JOB => Give back the full material, exactly as it reads.

┌────────

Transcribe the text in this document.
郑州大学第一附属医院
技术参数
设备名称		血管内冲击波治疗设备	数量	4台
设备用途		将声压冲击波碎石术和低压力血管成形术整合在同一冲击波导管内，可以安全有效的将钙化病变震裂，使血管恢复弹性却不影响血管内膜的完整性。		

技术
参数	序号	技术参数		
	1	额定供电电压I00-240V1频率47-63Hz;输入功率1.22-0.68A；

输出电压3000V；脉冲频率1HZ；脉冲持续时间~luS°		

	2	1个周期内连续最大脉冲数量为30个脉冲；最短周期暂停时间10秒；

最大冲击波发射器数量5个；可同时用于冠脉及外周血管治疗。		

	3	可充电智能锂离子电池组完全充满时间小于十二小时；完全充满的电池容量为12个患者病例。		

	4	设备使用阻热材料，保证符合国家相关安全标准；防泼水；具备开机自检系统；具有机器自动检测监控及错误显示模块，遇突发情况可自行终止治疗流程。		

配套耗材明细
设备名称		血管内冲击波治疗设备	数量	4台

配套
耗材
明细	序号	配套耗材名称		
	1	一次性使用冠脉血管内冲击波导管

└────────

TASK ANSWER =>
Transcribe the text in this document.
郑州大学第一附属医院
技术参数
设备名称		血管内冲击波治疗设备	数量	4台
设备用途		将声压冲击波碎石术和低压力血管成形术整合在同一冲击波导管内，可以安全有效的将钙化病变震裂，使血管恢复弹性却不影响血管内膜的完整性。		

技术
参数	序号	技术参数		
	1	额定供电电压I00-240V1频率47-63Hz;输入功率1.22-0.68A；

输出电压3000V；脉冲频率1HZ；脉冲持续时间~luS°		

	2	1个周期内连续最大脉冲数量为30个脉冲；最短周期暂停时间10秒；

最大冲击波发射器数量5个；可同时用于冠脉及外周血管治疗。		

	3	可充电智能锂离子电池组完全充满时间小于十二小时；完全充满的电池容量为12个患者病例。		

	4	设备使用阻热材料，保证符合国家相关安全标准；防泼水；具备开机自检系统；具有机器自动检测监控及错误显示模块，遇突发情况可自行终止治疗流程。		

配套耗材明细
设备名称		血管内冲击波治疗设备	数量	4台

配套
耗材
明细	序号	配套耗材名称		
	1	一次性使用冠脉血管内冲击波导管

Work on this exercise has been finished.